EXERCISE ▸ Do not copy the pictures; transcribe all other material exactly.

MATERIAL PROVIDED ▸
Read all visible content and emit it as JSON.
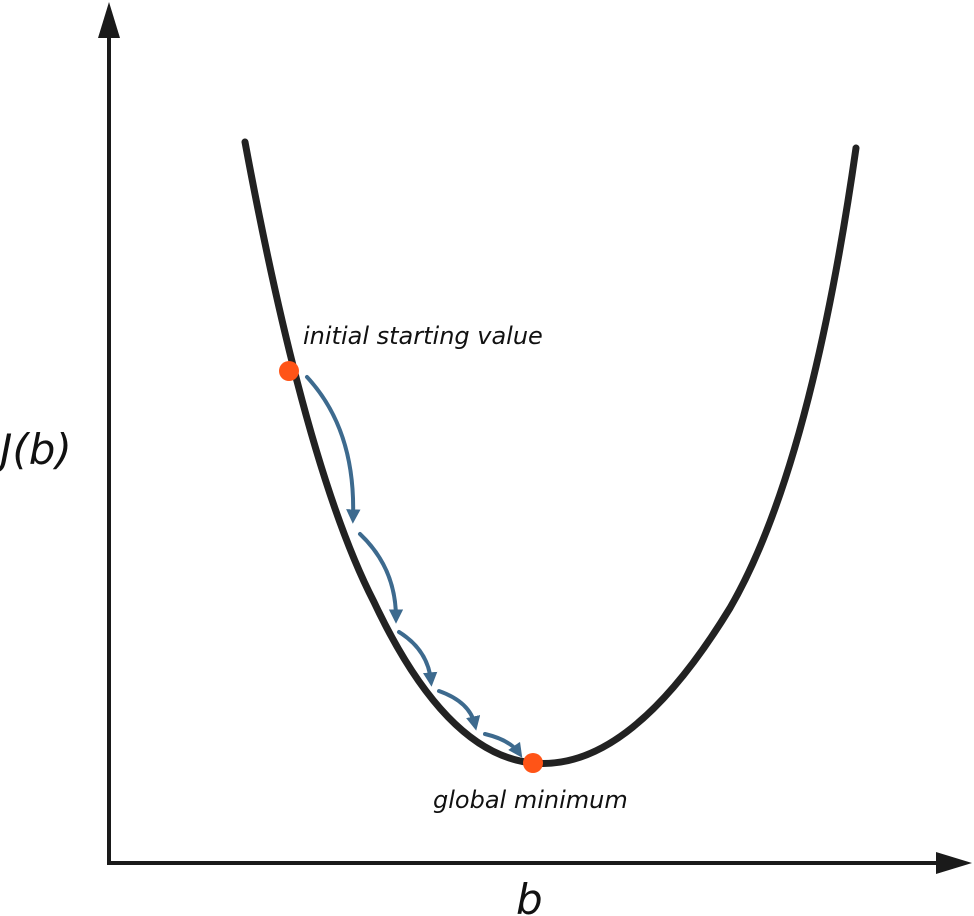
{
  "labels": {
    "y_axis": "J(b)",
    "x_axis": "b",
    "start_point": "initial starting value",
    "minimum_point": "global minimum"
  },
  "colors": {
    "axis": "#1a1a1a",
    "curve": "#222222",
    "step_arrows": "#3d6a8e",
    "points": "#ff5417",
    "text": "#111111"
  },
  "cost_function": {
    "shape": "convex parabola",
    "descent_steps": 5
  }
}
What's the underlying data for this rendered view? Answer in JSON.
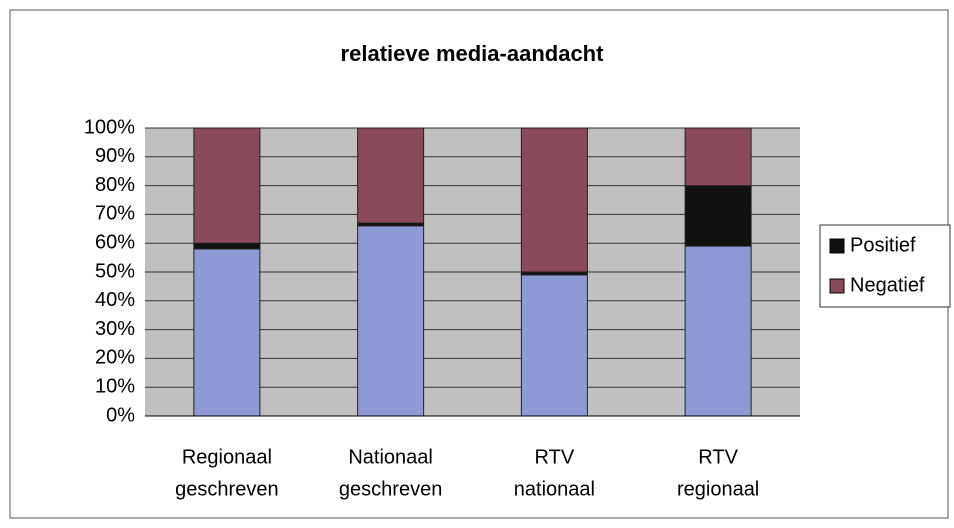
{
  "chart_data": {
    "type": "stacked_bar",
    "title": "relatieve media-aandacht",
    "categories": [
      [
        "Regionaal",
        "geschreven"
      ],
      [
        "Nationaal",
        "geschreven"
      ],
      [
        "RTV",
        "nationaal"
      ],
      [
        "RTV",
        "regionaal"
      ]
    ],
    "series": [
      {
        "color": "#8e9ad6",
        "values": [
          58,
          66,
          49,
          59
        ]
      },
      {
        "name": "Positief",
        "color": "#111111",
        "values": [
          2,
          1,
          1,
          21
        ]
      },
      {
        "name": "Negatief",
        "color": "#8b4a5a",
        "values": [
          40,
          33,
          50,
          20
        ]
      }
    ],
    "ylim": [
      0,
      100
    ],
    "yticks": [
      {
        "value": 0,
        "label": "0%"
      },
      {
        "value": 10,
        "label": "10%"
      },
      {
        "value": 20,
        "label": "20%"
      },
      {
        "value": 30,
        "label": "30%"
      },
      {
        "value": 40,
        "label": "40%"
      },
      {
        "value": 50,
        "label": "50%"
      },
      {
        "value": 60,
        "label": "60%"
      },
      {
        "value": 70,
        "label": "70%"
      },
      {
        "value": 80,
        "label": "80%"
      },
      {
        "value": 90,
        "label": "90%"
      },
      {
        "value": 100,
        "label": "100%"
      }
    ],
    "grid": true,
    "legend": "right"
  }
}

TASK RESPONSE ▸
Read all visible content and emit it as JSON.
{
  "labels": {
    "y_axis": "J(b)",
    "x_axis": "b",
    "start_point": "initial starting value",
    "minimum_point": "global minimum"
  },
  "colors": {
    "axis": "#1a1a1a",
    "curve": "#222222",
    "step_arrows": "#3d6a8e",
    "points": "#ff5417",
    "text": "#111111"
  },
  "cost_function": {
    "shape": "convex parabola",
    "descent_steps": 5
  }
}
What's the underlying data for this rendered view? Answer in JSON.
{
  "chart_data": {
    "type": "stacked_bar",
    "title": "relatieve media-aandacht",
    "categories": [
      [
        "Regionaal",
        "geschreven"
      ],
      [
        "Nationaal",
        "geschreven"
      ],
      [
        "RTV",
        "nationaal"
      ],
      [
        "RTV",
        "regionaal"
      ]
    ],
    "series": [
      {
        "color": "#8e9ad6",
        "values": [
          58,
          66,
          49,
          59
        ]
      },
      {
        "name": "Positief",
        "color": "#111111",
        "values": [
          2,
          1,
          1,
          21
        ]
      },
      {
        "name": "Negatief",
        "color": "#8b4a5a",
        "values": [
          40,
          33,
          50,
          20
        ]
      }
    ],
    "ylim": [
      0,
      100
    ],
    "yticks": [
      {
        "value": 0,
        "label": "0%"
      },
      {
        "value": 10,
        "label": "10%"
      },
      {
        "value": 20,
        "label": "20%"
      },
      {
        "value": 30,
        "label": "30%"
      },
      {
        "value": 40,
        "label": "40%"
      },
      {
        "value": 50,
        "label": "50%"
      },
      {
        "value": 60,
        "label": "60%"
      },
      {
        "value": 70,
        "label": "70%"
      },
      {
        "value": 80,
        "label": "80%"
      },
      {
        "value": 90,
        "label": "90%"
      },
      {
        "value": 100,
        "label": "100%"
      }
    ],
    "grid": true,
    "legend": "right"
  }
}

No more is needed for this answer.